* Exercise directions:
Check every line of the material below for "Diakonia". Give the number of lines that have it, and only that.

* Information given:
--- begin ---
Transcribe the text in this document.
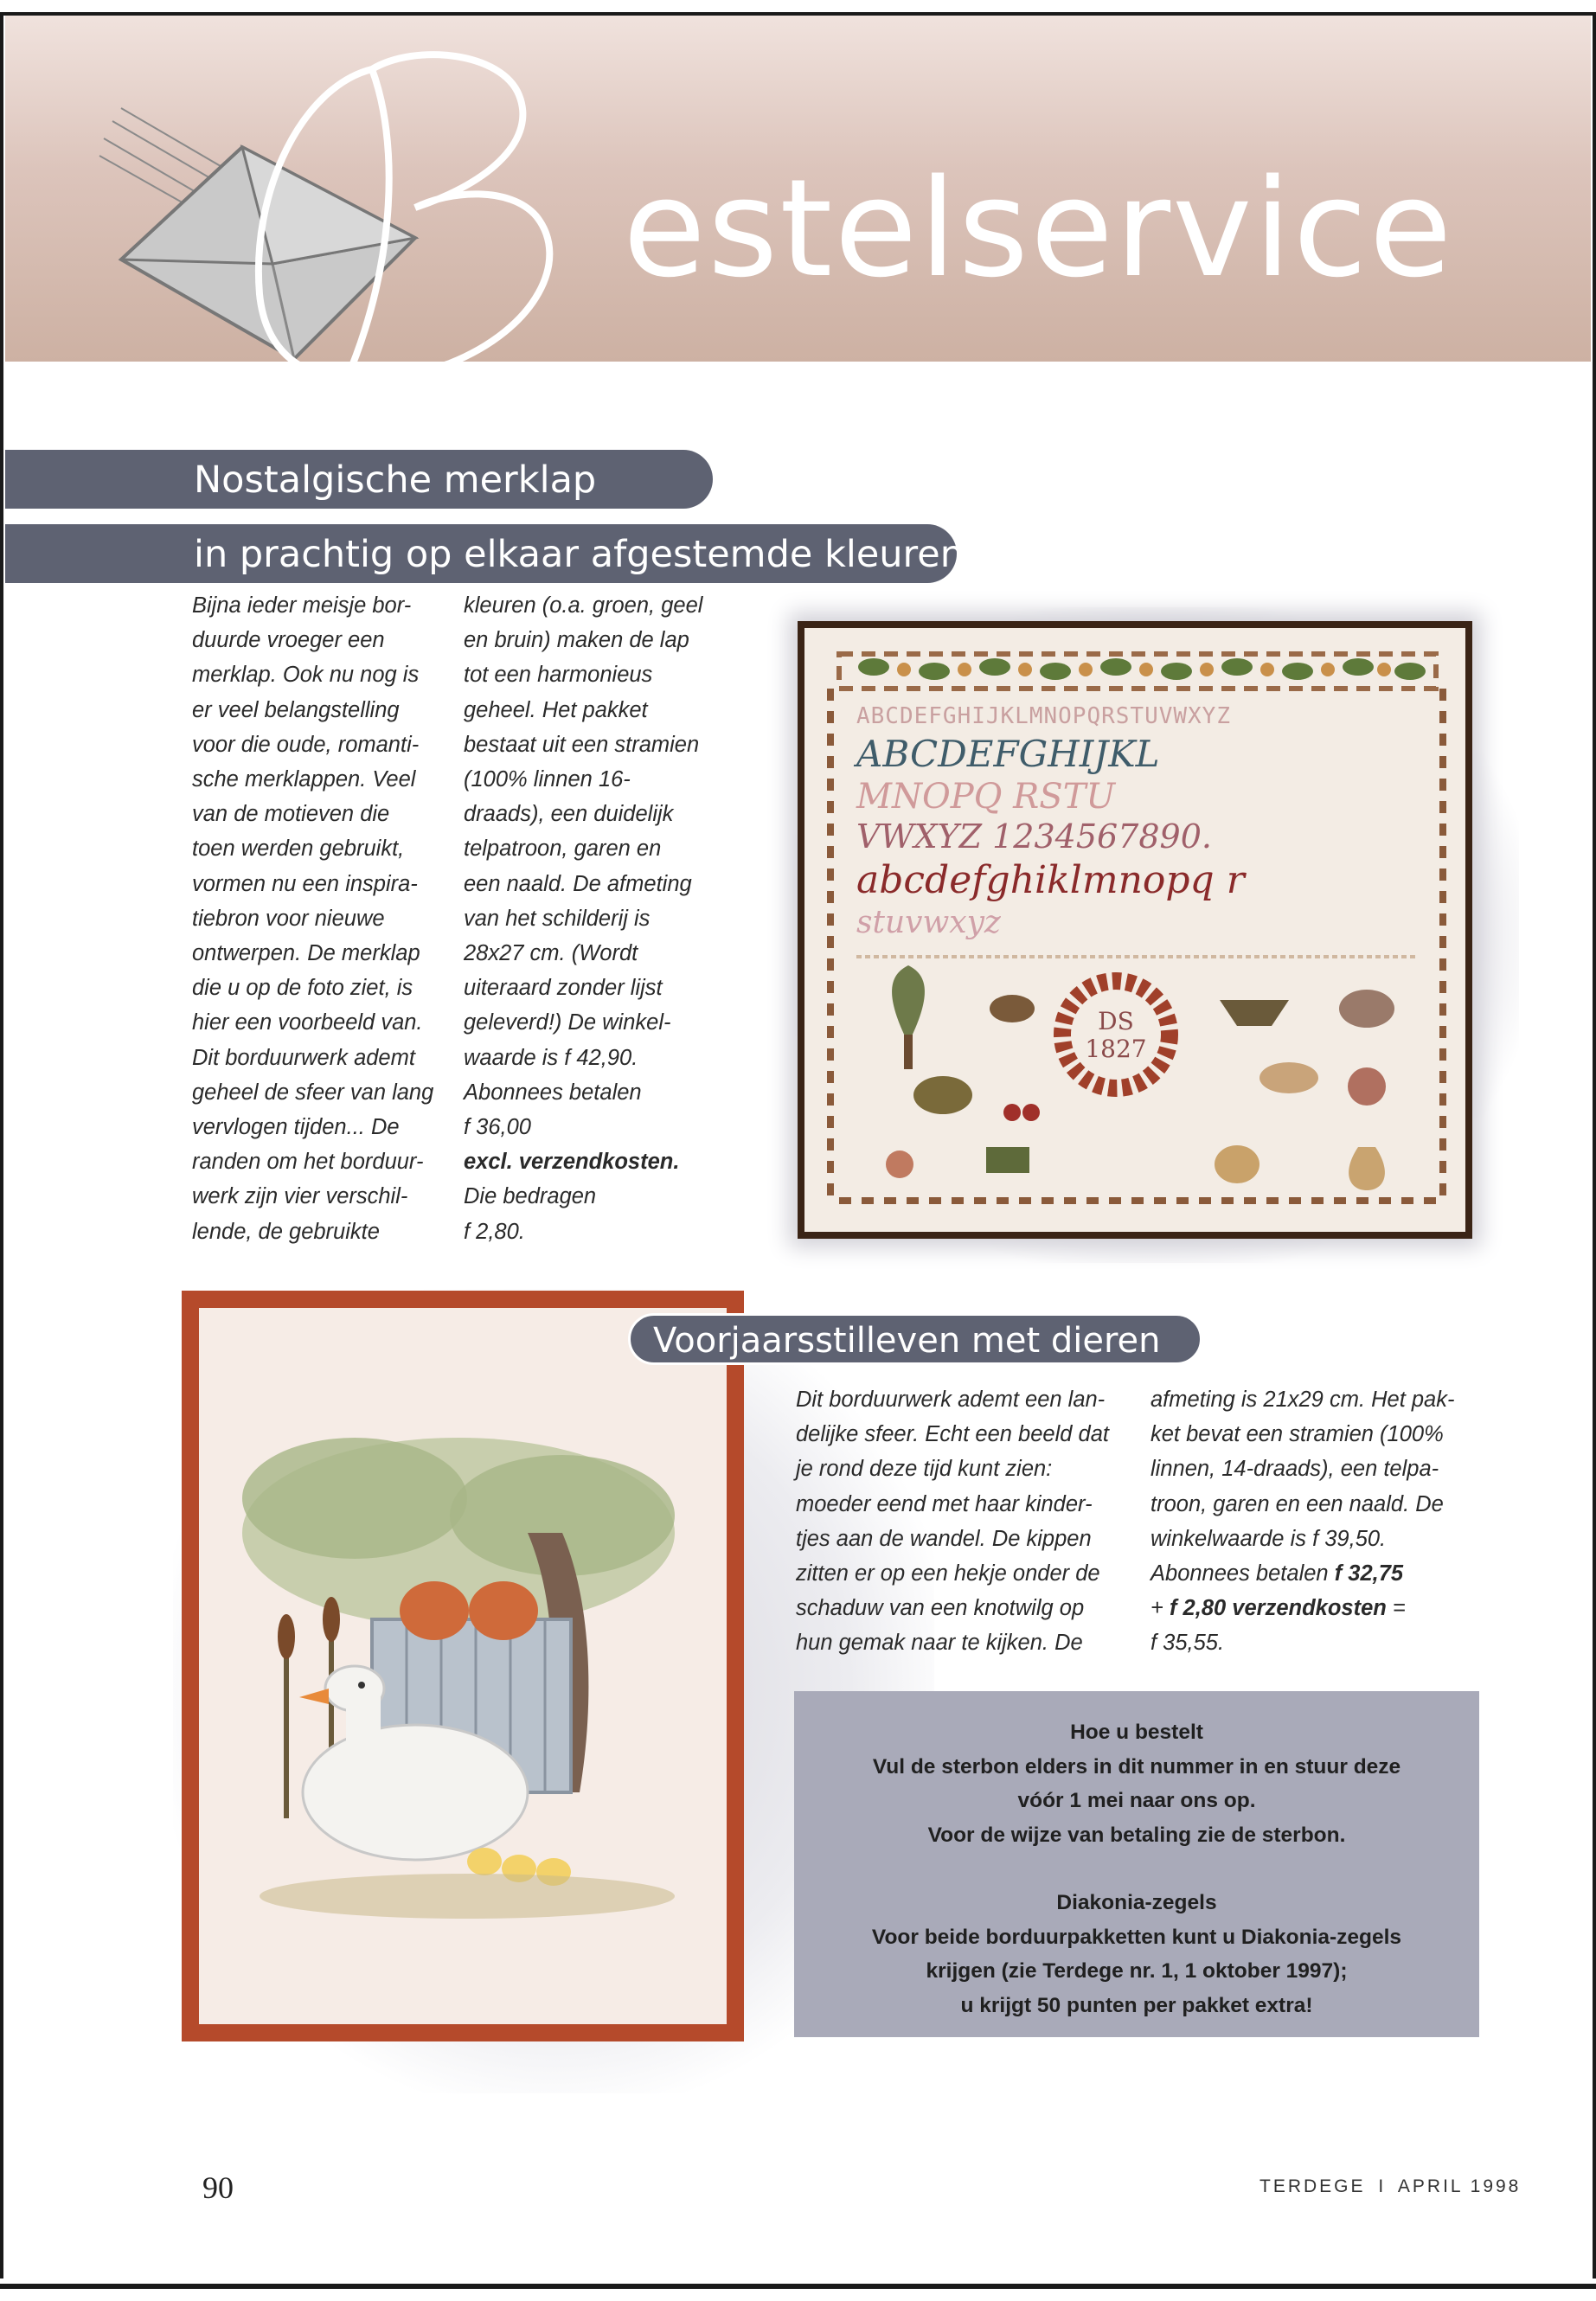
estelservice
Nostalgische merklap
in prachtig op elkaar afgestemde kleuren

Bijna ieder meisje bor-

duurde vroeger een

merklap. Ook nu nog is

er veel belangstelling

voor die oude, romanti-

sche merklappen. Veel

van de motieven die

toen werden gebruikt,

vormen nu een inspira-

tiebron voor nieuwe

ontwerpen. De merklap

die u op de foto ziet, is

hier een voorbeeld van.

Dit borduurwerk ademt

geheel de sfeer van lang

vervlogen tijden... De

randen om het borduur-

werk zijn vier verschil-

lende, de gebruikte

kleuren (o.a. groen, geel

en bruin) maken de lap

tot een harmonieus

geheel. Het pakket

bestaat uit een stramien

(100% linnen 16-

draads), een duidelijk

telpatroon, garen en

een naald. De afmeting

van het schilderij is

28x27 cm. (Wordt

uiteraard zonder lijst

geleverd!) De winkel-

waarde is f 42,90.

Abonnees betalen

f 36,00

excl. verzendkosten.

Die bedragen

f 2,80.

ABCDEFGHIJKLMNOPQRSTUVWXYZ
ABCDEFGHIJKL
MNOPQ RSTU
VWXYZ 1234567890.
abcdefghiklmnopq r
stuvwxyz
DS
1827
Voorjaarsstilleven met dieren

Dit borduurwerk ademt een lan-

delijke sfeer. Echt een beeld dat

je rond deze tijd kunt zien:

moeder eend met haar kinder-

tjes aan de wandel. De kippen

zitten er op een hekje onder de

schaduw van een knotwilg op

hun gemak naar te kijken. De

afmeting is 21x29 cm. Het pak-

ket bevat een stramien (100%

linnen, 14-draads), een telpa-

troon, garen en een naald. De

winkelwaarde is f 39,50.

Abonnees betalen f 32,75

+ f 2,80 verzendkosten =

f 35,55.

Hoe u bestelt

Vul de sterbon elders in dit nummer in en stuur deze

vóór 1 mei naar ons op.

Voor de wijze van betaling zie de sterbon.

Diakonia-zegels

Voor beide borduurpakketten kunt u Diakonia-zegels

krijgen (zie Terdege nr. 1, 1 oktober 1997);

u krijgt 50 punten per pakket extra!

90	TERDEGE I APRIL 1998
--- end ---
--- begin ---
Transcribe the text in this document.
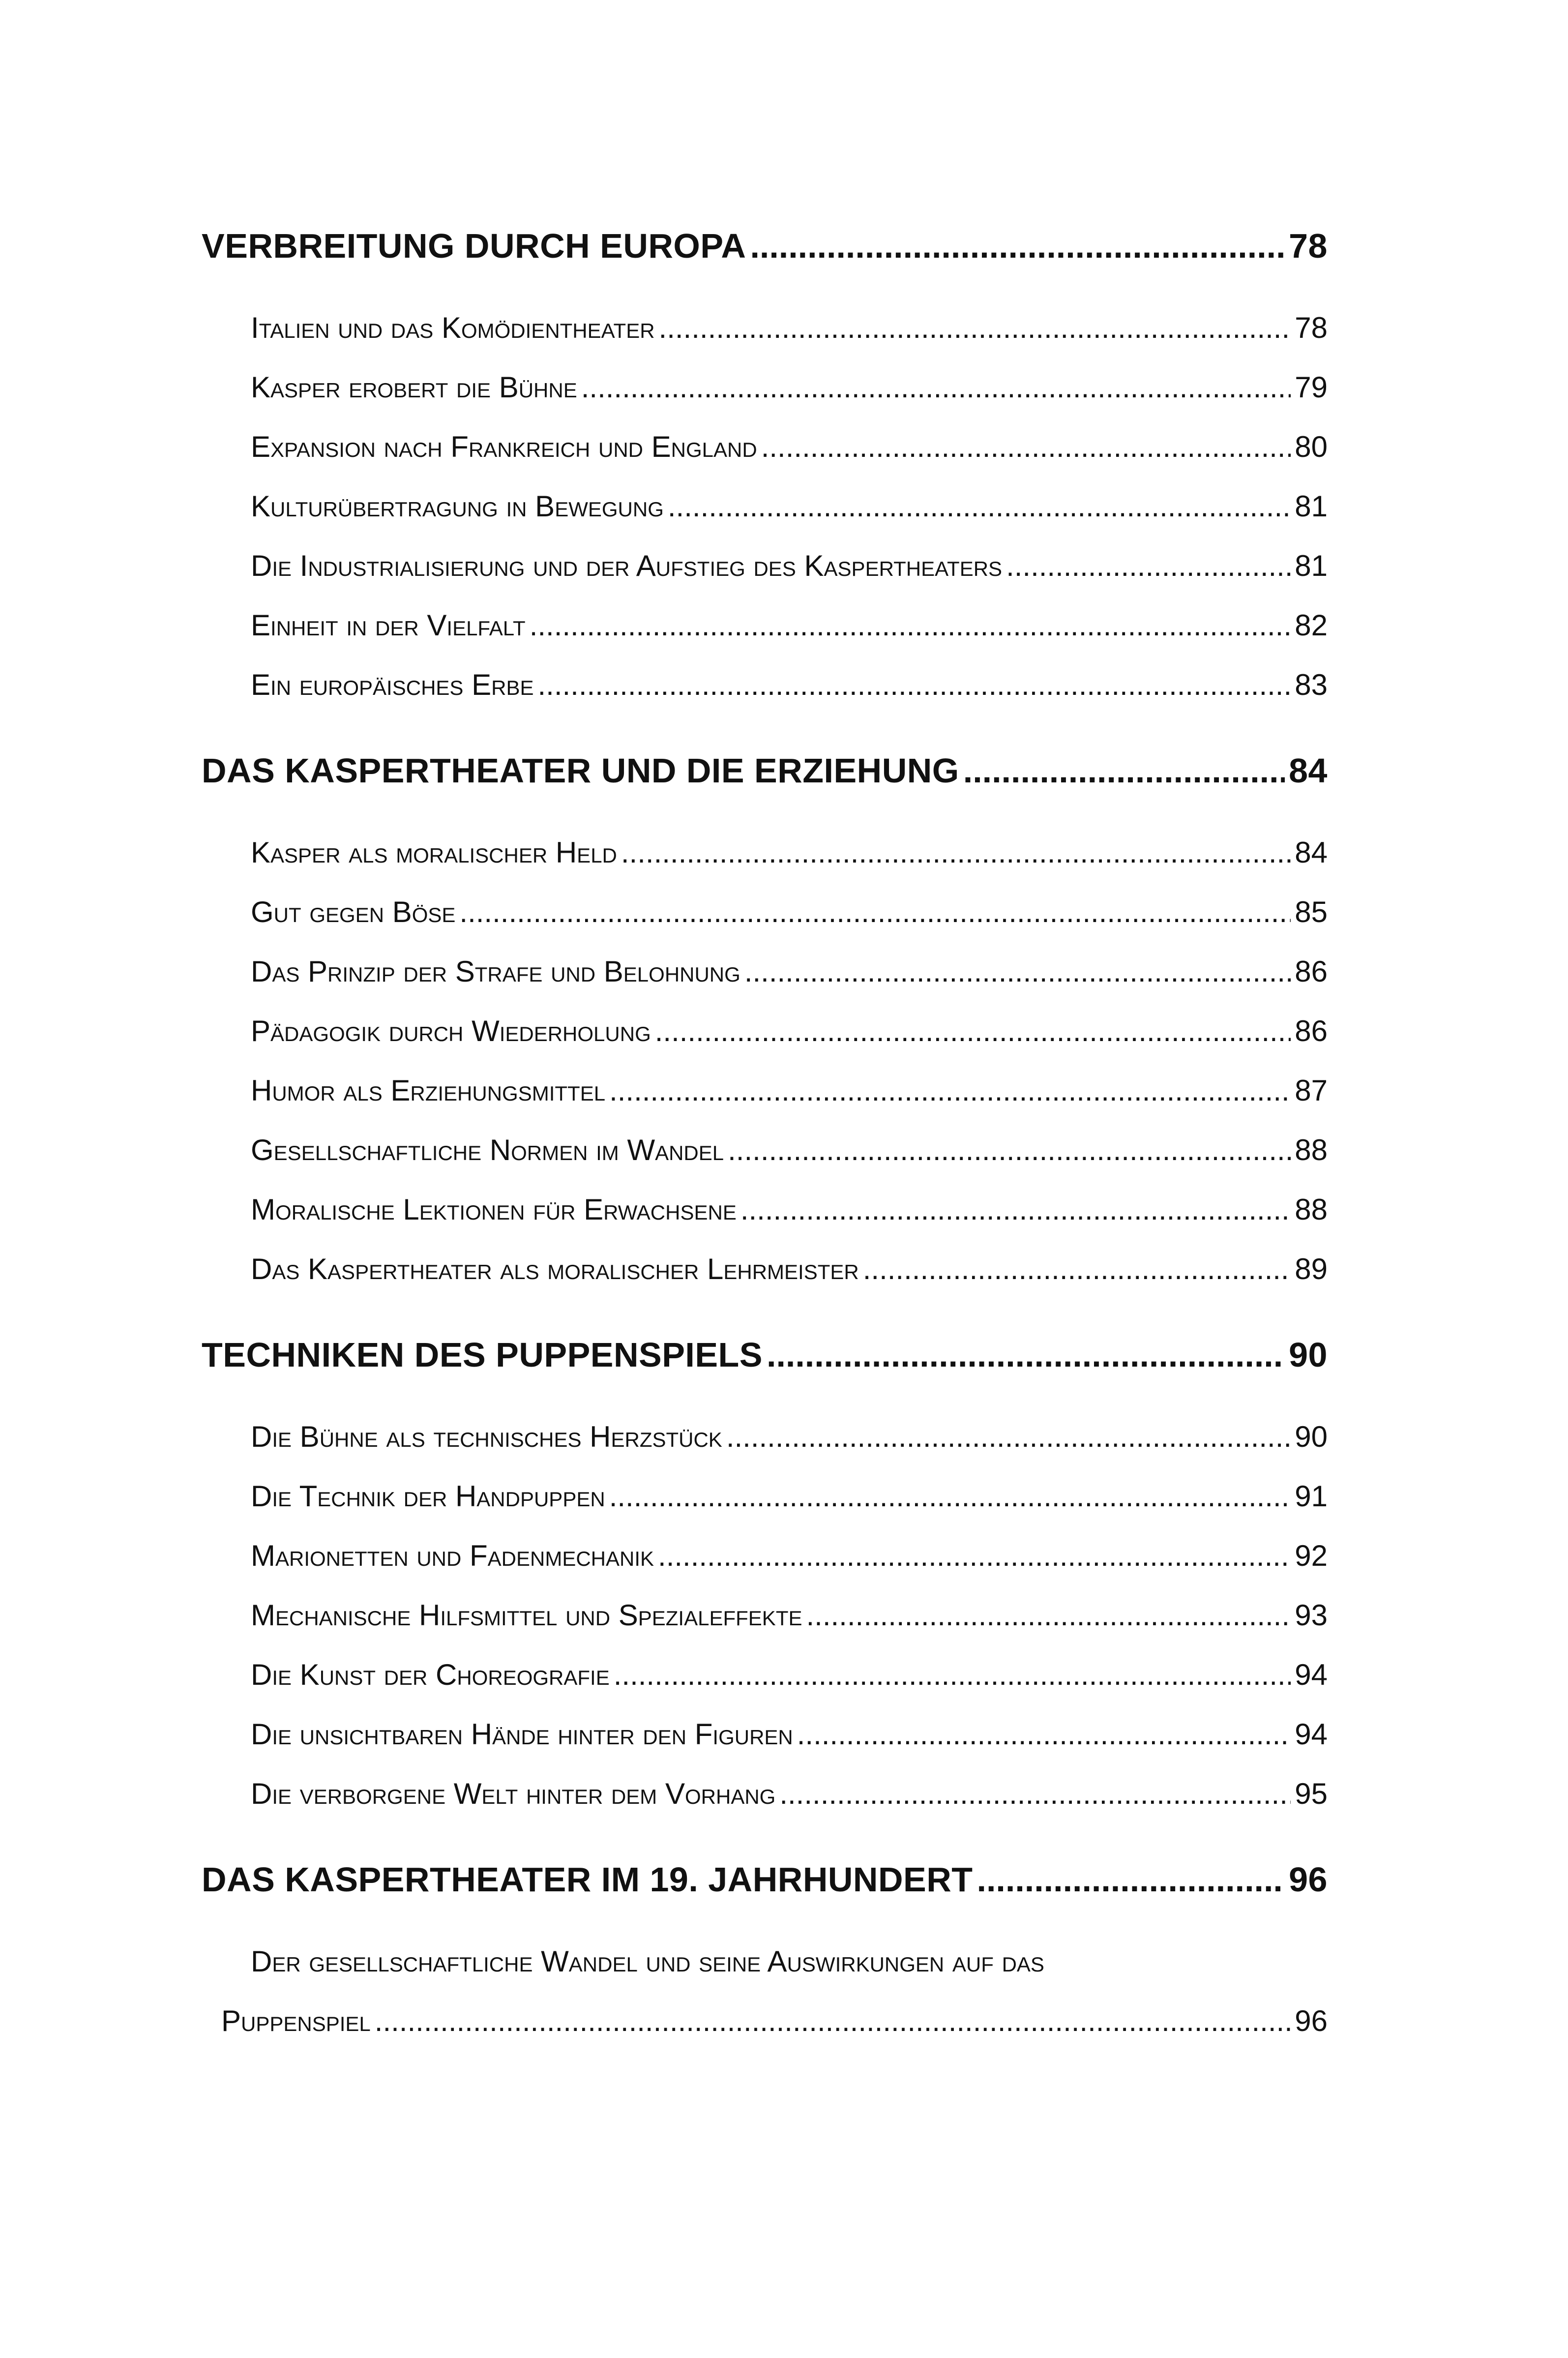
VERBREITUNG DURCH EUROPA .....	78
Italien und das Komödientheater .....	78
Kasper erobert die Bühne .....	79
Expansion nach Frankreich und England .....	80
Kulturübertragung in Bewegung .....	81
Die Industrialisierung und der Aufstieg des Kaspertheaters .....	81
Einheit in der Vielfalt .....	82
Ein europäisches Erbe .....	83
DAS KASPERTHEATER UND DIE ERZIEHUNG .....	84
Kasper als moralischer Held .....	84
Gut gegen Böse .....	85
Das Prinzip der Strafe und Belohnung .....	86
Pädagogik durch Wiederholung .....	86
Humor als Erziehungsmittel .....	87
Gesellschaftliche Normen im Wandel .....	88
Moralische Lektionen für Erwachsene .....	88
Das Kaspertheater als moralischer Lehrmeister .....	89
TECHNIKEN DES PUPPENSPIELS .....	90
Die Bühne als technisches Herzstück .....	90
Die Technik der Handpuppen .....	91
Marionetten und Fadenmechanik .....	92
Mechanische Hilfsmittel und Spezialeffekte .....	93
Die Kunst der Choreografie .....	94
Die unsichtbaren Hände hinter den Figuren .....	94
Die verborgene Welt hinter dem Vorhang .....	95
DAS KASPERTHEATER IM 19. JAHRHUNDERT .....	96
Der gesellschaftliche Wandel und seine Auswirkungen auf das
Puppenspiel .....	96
--- end ---
* Correct response:
2